Exercise material:
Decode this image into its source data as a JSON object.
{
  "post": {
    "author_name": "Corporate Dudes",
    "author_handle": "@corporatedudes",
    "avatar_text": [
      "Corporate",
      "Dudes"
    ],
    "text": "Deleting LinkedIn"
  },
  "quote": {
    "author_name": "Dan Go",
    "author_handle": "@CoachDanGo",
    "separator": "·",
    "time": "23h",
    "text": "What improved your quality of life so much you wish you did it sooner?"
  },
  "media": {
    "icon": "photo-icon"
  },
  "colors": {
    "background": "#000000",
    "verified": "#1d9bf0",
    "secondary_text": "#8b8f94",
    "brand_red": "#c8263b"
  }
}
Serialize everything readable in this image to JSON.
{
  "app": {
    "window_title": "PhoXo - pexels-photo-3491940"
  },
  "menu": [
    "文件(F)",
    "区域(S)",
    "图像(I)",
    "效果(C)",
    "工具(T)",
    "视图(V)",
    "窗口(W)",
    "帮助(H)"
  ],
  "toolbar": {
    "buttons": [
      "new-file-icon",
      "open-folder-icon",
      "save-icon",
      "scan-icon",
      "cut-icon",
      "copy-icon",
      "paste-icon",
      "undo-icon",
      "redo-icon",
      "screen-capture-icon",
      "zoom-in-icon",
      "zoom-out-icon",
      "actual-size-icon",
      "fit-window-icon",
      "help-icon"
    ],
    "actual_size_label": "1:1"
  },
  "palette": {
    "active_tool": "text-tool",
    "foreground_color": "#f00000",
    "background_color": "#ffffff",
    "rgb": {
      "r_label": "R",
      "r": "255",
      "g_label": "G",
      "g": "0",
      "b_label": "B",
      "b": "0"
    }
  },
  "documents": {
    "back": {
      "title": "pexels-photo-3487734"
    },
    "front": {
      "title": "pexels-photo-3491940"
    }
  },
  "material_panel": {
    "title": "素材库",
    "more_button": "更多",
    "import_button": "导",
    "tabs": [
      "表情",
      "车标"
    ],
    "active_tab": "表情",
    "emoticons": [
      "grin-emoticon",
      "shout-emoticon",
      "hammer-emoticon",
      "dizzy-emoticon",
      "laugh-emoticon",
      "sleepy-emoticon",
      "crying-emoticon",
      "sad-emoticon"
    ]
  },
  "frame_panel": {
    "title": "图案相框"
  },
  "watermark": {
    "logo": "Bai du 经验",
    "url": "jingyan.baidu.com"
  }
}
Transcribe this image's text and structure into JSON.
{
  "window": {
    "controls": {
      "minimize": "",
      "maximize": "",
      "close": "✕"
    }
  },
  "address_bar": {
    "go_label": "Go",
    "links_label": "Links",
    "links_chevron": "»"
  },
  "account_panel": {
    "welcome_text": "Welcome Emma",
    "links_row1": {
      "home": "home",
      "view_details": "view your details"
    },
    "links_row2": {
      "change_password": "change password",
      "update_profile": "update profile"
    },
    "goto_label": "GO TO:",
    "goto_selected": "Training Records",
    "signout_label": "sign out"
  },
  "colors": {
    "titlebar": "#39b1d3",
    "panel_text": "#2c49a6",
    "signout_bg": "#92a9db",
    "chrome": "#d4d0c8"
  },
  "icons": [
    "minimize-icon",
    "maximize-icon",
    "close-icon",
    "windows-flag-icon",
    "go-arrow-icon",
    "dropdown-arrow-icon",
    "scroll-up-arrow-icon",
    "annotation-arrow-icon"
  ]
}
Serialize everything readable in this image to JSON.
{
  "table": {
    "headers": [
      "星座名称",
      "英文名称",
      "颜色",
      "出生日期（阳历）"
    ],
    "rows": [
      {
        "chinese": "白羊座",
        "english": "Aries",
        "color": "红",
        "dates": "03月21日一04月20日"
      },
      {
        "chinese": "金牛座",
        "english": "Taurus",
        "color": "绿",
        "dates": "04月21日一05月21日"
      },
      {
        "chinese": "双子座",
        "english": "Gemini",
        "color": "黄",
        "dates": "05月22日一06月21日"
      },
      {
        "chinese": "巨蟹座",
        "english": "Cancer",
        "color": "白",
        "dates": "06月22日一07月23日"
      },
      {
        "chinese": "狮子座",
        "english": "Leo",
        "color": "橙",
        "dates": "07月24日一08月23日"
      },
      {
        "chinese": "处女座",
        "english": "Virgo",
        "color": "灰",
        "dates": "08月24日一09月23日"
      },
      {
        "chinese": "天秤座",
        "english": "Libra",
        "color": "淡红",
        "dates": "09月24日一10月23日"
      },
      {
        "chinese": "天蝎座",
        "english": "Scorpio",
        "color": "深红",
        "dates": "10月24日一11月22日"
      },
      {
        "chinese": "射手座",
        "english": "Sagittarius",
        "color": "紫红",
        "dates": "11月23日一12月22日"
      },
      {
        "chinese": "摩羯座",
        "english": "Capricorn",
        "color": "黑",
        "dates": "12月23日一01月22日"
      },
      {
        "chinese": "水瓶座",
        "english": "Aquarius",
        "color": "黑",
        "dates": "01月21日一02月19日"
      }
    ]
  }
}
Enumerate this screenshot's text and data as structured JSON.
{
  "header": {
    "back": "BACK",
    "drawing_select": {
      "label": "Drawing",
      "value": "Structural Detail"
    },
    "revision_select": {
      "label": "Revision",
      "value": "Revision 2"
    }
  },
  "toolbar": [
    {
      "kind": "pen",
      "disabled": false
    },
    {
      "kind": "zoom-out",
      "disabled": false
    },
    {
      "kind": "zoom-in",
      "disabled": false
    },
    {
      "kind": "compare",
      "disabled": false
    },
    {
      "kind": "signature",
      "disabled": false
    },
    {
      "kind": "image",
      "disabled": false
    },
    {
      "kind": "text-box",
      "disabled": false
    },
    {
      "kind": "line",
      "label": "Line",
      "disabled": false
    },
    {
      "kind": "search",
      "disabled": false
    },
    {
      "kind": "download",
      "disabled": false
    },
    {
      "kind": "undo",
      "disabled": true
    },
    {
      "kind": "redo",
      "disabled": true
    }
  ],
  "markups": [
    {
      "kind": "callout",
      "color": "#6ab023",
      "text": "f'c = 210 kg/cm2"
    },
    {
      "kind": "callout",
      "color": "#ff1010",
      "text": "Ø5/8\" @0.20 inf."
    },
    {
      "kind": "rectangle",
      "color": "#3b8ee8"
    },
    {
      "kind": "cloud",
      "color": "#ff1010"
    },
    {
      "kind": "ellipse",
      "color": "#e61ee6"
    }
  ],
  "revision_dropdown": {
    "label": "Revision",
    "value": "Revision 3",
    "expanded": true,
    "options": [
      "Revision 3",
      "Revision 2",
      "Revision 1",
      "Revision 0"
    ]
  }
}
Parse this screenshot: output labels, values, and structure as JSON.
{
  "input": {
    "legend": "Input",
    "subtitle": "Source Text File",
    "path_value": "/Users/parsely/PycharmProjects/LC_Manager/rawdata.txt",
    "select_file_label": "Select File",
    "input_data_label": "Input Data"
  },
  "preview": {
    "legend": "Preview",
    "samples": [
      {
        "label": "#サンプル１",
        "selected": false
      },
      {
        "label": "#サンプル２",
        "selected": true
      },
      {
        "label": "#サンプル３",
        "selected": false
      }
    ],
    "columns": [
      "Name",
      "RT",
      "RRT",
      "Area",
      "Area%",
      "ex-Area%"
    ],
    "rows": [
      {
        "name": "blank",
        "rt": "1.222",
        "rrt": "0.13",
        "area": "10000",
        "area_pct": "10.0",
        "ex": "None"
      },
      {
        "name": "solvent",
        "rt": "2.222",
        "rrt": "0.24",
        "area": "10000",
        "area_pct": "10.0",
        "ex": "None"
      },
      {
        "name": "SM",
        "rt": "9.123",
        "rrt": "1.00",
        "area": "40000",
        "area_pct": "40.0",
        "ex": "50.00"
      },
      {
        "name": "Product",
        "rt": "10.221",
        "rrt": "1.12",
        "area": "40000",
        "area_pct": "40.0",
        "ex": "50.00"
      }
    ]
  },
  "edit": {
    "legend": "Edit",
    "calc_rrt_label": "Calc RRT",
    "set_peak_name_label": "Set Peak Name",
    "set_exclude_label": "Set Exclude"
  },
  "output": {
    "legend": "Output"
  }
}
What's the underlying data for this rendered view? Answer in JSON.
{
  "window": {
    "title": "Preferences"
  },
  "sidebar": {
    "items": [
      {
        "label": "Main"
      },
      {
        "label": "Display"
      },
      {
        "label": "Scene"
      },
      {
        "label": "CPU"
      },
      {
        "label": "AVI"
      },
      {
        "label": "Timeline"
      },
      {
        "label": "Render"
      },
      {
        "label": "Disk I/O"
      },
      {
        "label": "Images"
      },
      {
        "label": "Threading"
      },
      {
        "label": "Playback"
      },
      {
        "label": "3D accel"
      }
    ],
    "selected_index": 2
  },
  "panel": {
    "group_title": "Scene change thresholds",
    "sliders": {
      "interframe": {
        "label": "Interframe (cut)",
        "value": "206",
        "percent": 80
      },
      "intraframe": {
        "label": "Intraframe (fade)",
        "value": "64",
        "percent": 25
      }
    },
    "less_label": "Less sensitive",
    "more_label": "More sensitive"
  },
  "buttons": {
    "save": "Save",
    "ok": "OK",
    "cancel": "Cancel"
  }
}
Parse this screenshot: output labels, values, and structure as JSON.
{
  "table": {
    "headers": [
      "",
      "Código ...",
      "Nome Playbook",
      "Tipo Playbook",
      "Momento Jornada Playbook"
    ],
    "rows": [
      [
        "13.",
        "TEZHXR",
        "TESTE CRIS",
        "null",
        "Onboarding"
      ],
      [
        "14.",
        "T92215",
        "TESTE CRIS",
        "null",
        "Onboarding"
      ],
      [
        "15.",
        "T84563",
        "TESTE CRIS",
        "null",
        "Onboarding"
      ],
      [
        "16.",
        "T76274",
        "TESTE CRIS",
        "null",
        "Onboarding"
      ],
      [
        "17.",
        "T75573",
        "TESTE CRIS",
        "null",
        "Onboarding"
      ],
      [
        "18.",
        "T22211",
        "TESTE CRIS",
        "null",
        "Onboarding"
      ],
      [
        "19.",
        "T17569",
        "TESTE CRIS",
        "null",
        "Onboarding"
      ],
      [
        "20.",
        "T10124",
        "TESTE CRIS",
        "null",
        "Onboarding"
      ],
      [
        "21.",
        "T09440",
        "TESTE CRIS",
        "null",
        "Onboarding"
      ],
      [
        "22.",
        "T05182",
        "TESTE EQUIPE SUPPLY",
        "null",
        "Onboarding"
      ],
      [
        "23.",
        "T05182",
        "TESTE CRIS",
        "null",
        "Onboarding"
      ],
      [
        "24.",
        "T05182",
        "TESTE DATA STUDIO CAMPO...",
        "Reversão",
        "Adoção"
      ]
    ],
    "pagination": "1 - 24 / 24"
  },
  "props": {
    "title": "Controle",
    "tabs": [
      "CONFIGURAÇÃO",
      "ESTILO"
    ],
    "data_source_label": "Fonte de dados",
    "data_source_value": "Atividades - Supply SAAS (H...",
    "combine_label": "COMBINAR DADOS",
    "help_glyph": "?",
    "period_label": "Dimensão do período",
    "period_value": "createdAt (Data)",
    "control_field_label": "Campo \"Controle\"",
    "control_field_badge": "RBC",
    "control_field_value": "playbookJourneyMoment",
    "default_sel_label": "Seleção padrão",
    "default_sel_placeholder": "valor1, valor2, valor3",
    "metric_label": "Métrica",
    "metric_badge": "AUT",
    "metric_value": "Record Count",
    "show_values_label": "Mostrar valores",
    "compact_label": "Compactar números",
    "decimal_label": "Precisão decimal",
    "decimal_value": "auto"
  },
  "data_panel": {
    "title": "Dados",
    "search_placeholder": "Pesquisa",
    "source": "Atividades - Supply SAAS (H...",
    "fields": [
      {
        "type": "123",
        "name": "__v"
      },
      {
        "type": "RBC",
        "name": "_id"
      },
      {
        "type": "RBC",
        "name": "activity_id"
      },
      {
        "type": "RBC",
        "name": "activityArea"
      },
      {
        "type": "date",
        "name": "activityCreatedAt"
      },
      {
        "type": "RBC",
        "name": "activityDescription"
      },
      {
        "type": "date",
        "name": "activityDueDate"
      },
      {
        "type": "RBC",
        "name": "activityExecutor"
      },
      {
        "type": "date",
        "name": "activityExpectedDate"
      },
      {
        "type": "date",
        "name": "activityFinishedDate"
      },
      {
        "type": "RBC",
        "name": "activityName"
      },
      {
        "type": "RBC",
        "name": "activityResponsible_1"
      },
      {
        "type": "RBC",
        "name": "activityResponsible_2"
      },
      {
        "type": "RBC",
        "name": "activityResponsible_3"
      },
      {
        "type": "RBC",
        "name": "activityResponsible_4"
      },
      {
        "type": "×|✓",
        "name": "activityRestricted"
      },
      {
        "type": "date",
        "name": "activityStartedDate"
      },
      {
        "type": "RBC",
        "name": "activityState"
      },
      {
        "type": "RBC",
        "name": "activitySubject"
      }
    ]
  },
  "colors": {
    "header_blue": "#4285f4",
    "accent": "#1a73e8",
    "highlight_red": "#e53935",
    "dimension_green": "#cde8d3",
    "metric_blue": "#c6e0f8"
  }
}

Short exercise: Above are entries; state the number of lines among them that contain "true", and nothing else.

Output below: 4